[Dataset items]
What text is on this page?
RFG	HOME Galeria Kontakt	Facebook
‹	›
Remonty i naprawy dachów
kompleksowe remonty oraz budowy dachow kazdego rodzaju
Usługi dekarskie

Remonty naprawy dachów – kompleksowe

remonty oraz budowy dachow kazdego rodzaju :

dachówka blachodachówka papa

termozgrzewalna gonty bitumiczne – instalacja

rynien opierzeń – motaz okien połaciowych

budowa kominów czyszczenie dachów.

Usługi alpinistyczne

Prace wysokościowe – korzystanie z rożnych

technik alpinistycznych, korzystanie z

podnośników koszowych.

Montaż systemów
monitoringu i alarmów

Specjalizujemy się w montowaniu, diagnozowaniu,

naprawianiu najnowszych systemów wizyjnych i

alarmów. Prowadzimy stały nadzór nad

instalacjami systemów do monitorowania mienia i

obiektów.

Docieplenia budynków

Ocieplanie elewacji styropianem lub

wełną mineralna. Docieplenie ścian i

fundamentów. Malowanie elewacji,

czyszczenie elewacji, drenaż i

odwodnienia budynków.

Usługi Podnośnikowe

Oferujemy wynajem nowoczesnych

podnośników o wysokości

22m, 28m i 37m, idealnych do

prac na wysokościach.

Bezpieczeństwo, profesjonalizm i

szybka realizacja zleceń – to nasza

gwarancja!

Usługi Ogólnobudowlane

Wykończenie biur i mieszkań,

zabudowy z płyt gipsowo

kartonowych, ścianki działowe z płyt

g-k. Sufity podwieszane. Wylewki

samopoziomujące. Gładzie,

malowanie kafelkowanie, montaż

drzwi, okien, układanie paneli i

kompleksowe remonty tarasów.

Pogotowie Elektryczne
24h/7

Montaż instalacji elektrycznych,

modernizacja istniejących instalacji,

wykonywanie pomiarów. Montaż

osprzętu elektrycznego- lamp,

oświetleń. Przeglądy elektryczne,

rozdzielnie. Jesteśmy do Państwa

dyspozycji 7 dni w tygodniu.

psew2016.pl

§ **Problem details**: From the listing above, copy out each line where the word "okien" appears.

§ **Right answer**:
rynien opierzeń – motaz okien połaciowych
drzwi, okien, układanie paneli i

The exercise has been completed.